- [Material for this task]

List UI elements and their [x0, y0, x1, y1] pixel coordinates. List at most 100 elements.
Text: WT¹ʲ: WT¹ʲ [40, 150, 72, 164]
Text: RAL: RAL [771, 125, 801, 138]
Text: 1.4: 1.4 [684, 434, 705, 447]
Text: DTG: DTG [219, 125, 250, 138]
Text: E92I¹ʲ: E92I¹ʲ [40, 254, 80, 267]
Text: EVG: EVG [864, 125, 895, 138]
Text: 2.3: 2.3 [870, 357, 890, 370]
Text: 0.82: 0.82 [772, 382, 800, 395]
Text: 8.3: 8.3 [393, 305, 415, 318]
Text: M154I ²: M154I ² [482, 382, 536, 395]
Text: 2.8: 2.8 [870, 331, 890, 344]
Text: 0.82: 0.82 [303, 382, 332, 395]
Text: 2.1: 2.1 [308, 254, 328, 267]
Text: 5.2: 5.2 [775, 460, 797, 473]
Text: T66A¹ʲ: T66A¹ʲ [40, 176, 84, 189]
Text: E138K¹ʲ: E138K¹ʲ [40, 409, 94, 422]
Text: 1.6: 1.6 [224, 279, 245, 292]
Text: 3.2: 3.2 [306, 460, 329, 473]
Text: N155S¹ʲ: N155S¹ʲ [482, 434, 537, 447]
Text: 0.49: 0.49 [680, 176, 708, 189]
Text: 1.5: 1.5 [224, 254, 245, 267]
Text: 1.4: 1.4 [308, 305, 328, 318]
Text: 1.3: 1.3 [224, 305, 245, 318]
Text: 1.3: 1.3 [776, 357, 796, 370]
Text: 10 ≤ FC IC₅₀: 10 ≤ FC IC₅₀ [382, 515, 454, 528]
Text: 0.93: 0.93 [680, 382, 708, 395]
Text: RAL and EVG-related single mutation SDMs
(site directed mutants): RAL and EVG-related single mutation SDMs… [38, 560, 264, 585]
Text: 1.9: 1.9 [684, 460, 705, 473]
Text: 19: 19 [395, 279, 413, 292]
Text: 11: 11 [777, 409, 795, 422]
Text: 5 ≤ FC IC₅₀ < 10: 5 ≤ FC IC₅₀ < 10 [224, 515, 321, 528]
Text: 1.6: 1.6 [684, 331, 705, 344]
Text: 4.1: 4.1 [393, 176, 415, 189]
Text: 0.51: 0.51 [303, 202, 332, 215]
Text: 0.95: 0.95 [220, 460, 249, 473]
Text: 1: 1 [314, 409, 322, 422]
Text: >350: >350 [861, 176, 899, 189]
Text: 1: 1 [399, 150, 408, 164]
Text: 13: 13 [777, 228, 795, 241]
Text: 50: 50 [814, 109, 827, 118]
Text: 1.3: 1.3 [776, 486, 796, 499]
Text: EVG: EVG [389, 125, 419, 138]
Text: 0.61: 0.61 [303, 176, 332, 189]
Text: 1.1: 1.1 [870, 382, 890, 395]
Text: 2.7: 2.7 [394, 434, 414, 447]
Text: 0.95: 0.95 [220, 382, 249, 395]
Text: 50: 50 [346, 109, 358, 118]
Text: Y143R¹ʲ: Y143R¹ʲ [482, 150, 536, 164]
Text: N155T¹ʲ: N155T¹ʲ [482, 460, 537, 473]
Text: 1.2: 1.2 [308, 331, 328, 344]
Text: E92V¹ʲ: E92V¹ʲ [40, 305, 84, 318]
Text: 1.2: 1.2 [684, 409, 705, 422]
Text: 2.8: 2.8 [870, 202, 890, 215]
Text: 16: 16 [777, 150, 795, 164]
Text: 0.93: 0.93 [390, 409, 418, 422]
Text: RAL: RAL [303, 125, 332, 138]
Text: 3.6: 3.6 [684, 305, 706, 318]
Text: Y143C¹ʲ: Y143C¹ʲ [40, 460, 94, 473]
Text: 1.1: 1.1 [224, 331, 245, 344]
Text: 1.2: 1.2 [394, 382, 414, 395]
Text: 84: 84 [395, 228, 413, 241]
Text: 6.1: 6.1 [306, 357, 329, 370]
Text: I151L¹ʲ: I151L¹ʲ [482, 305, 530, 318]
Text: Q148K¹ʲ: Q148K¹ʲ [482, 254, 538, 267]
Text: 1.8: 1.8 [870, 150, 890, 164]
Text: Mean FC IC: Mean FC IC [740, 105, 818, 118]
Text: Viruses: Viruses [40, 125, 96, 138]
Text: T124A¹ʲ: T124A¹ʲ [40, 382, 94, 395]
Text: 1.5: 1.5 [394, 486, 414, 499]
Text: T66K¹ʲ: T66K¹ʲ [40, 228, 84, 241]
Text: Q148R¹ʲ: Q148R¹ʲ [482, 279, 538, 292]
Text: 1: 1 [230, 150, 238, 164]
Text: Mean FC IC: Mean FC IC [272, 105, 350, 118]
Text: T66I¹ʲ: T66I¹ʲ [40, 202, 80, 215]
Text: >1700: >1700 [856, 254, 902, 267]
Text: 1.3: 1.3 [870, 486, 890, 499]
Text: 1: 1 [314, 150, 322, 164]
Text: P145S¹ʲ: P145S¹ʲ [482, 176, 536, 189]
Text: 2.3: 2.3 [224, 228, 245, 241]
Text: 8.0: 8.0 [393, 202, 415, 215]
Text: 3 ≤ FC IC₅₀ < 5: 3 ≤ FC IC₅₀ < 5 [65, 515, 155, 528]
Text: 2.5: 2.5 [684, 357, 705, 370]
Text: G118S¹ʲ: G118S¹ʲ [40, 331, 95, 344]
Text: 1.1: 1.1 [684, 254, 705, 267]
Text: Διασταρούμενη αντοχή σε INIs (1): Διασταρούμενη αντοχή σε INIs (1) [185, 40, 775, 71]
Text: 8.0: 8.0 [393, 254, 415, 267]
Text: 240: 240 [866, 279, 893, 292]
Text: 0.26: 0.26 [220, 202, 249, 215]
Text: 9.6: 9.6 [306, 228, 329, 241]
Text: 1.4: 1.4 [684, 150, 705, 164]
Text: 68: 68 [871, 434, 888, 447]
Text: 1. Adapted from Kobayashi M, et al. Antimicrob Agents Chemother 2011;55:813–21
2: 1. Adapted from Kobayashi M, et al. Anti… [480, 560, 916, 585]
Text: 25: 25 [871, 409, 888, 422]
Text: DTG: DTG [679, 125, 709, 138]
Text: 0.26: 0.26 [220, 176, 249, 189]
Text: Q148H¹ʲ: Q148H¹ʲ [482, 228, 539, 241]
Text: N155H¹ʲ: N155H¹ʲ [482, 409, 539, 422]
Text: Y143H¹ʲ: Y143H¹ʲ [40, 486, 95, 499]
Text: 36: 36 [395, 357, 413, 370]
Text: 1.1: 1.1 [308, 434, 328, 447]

- [Task objective] Copy the entire listing above, line for line, exactly.

- [Answer to the exercise]
List UI elements and their [x0, y0, x1, y1] pixel coordinates. List at most 100 elements.
Text: WT¹ʲ: WT¹ʲ [40, 150, 72, 164]
Text: RAL: RAL [771, 125, 801, 138]
Text: 1.4: 1.4 [684, 434, 705, 447]
Text: DTG: DTG [219, 125, 250, 138]
Text: E92I¹ʲ: E92I¹ʲ [40, 254, 80, 267]
Text: EVG: EVG [864, 125, 895, 138]
Text: 2.3: 2.3 [870, 357, 890, 370]
Text: 0.82: 0.82 [772, 382, 800, 395]
Text: 8.3: 8.3 [393, 305, 415, 318]
Text: M154I ²: M154I ² [482, 382, 536, 395]
Text: 2.8: 2.8 [870, 331, 890, 344]
Text: 0.82: 0.82 [303, 382, 332, 395]
Text: 2.1: 2.1 [308, 254, 328, 267]
Text: 5.2: 5.2 [775, 460, 797, 473]
Text: T66A¹ʲ: T66A¹ʲ [40, 176, 84, 189]
Text: E138K¹ʲ: E138K¹ʲ [40, 409, 94, 422]
Text: 1.6: 1.6 [224, 279, 245, 292]
Text: 3.2: 3.2 [306, 460, 329, 473]
Text: N155S¹ʲ: N155S¹ʲ [482, 434, 537, 447]
Text: 0.49: 0.49 [680, 176, 708, 189]
Text: 1.5: 1.5 [224, 254, 245, 267]
Text: 1.4: 1.4 [308, 305, 328, 318]
Text: 1.3: 1.3 [224, 305, 245, 318]
Text: 1.3: 1.3 [776, 357, 796, 370]
Text: 10 ≤ FC IC₅₀: 10 ≤ FC IC₅₀ [382, 515, 454, 528]
Text: 0.93: 0.93 [680, 382, 708, 395]
Text: RAL and EVG-related single mutation SDMs
(site directed mutants): RAL and EVG-related single mutation SDMs… [38, 560, 264, 585]
Text: 1.9: 1.9 [684, 460, 705, 473]
Text: 19: 19 [395, 279, 413, 292]
Text: 11: 11 [777, 409, 795, 422]
Text: 5 ≤ FC IC₅₀ < 10: 5 ≤ FC IC₅₀ < 10 [224, 515, 321, 528]
Text: 1.6: 1.6 [684, 331, 705, 344]
Text: 4.1: 4.1 [393, 176, 415, 189]
Text: 0.51: 0.51 [303, 202, 332, 215]
Text: 0.95: 0.95 [220, 460, 249, 473]
Text: 1: 1 [314, 409, 322, 422]
Text: >350: >350 [861, 176, 899, 189]
Text: 1: 1 [399, 150, 408, 164]
Text: 13: 13 [777, 228, 795, 241]
Text: 50: 50 [814, 109, 827, 118]
Text: 1.3: 1.3 [776, 486, 796, 499]
Text: EVG: EVG [389, 125, 419, 138]
Text: 0.61: 0.61 [303, 176, 332, 189]
Text: 1.1: 1.1 [870, 382, 890, 395]
Text: 2.7: 2.7 [394, 434, 414, 447]
Text: 0.95: 0.95 [220, 382, 249, 395]
Text: 50: 50 [346, 109, 358, 118]
Text: Y143R¹ʲ: Y143R¹ʲ [482, 150, 536, 164]
Text: N155T¹ʲ: N155T¹ʲ [482, 460, 537, 473]
Text: 1.2: 1.2 [308, 331, 328, 344]
Text: E92V¹ʲ: E92V¹ʲ [40, 305, 84, 318]
Text: 1.2: 1.2 [684, 409, 705, 422]
Text: 2.8: 2.8 [870, 202, 890, 215]
Text: 16: 16 [777, 150, 795, 164]
Text: 0.93: 0.93 [390, 409, 418, 422]
Text: RAL: RAL [303, 125, 332, 138]
Text: 3.6: 3.6 [684, 305, 706, 318]
Text: Y143C¹ʲ: Y143C¹ʲ [40, 460, 94, 473]
Text: 1.1: 1.1 [224, 331, 245, 344]
Text: 1.2: 1.2 [394, 382, 414, 395]
Text: 84: 84 [395, 228, 413, 241]
Text: 6.1: 6.1 [306, 357, 329, 370]
Text: I151L¹ʲ: I151L¹ʲ [482, 305, 530, 318]
Text: Q148K¹ʲ: Q148K¹ʲ [482, 254, 538, 267]
Text: 1.8: 1.8 [870, 150, 890, 164]
Text: Mean FC IC: Mean FC IC [740, 105, 818, 118]
Text: Viruses: Viruses [40, 125, 96, 138]
Text: T124A¹ʲ: T124A¹ʲ [40, 382, 94, 395]
Text: 1.5: 1.5 [394, 486, 414, 499]
Text: T66K¹ʲ: T66K¹ʲ [40, 228, 84, 241]
Text: Q148R¹ʲ: Q148R¹ʲ [482, 279, 538, 292]
Text: 1: 1 [230, 150, 238, 164]
Text: Mean FC IC: Mean FC IC [272, 105, 350, 118]
Text: T66I¹ʲ: T66I¹ʲ [40, 202, 80, 215]
Text: >1700: >1700 [856, 254, 902, 267]
Text: 1.3: 1.3 [870, 486, 890, 499]
Text: 1: 1 [314, 150, 322, 164]
Text: P145S¹ʲ: P145S¹ʲ [482, 176, 536, 189]
Text: 2.3: 2.3 [224, 228, 245, 241]
Text: 8.0: 8.0 [393, 202, 415, 215]
Text: 3 ≤ FC IC₅₀ < 5: 3 ≤ FC IC₅₀ < 5 [65, 515, 155, 528]
Text: 2.5: 2.5 [684, 357, 705, 370]
Text: G118S¹ʲ: G118S¹ʲ [40, 331, 95, 344]
Text: 1.1: 1.1 [684, 254, 705, 267]
Text: Διασταρούμενη αντοχή σε INIs (1): Διασταρούμενη αντοχή σε INIs (1) [185, 40, 775, 71]
Text: 8.0: 8.0 [393, 254, 415, 267]
Text: 240: 240 [866, 279, 893, 292]
Text: 0.26: 0.26 [220, 202, 249, 215]
Text: 9.6: 9.6 [306, 228, 329, 241]
Text: 1.4: 1.4 [684, 150, 705, 164]
Text: 68: 68 [871, 434, 888, 447]
Text: 1. Adapted from Kobayashi M, et al. Antimicrob Agents Chemother 2011;55:813–21
2: 1. Adapted from Kobayashi M, et al. Anti… [480, 560, 916, 585]
Text: 25: 25 [871, 409, 888, 422]
Text: DTG: DTG [679, 125, 709, 138]
Text: 0.26: 0.26 [220, 176, 249, 189]
Text: Q148H¹ʲ: Q148H¹ʲ [482, 228, 539, 241]
Text: N155H¹ʲ: N155H¹ʲ [482, 409, 539, 422]
Text: Y143H¹ʲ: Y143H¹ʲ [40, 486, 95, 499]
Text: 36: 36 [395, 357, 413, 370]
Text: 1.1: 1.1 [308, 434, 328, 447]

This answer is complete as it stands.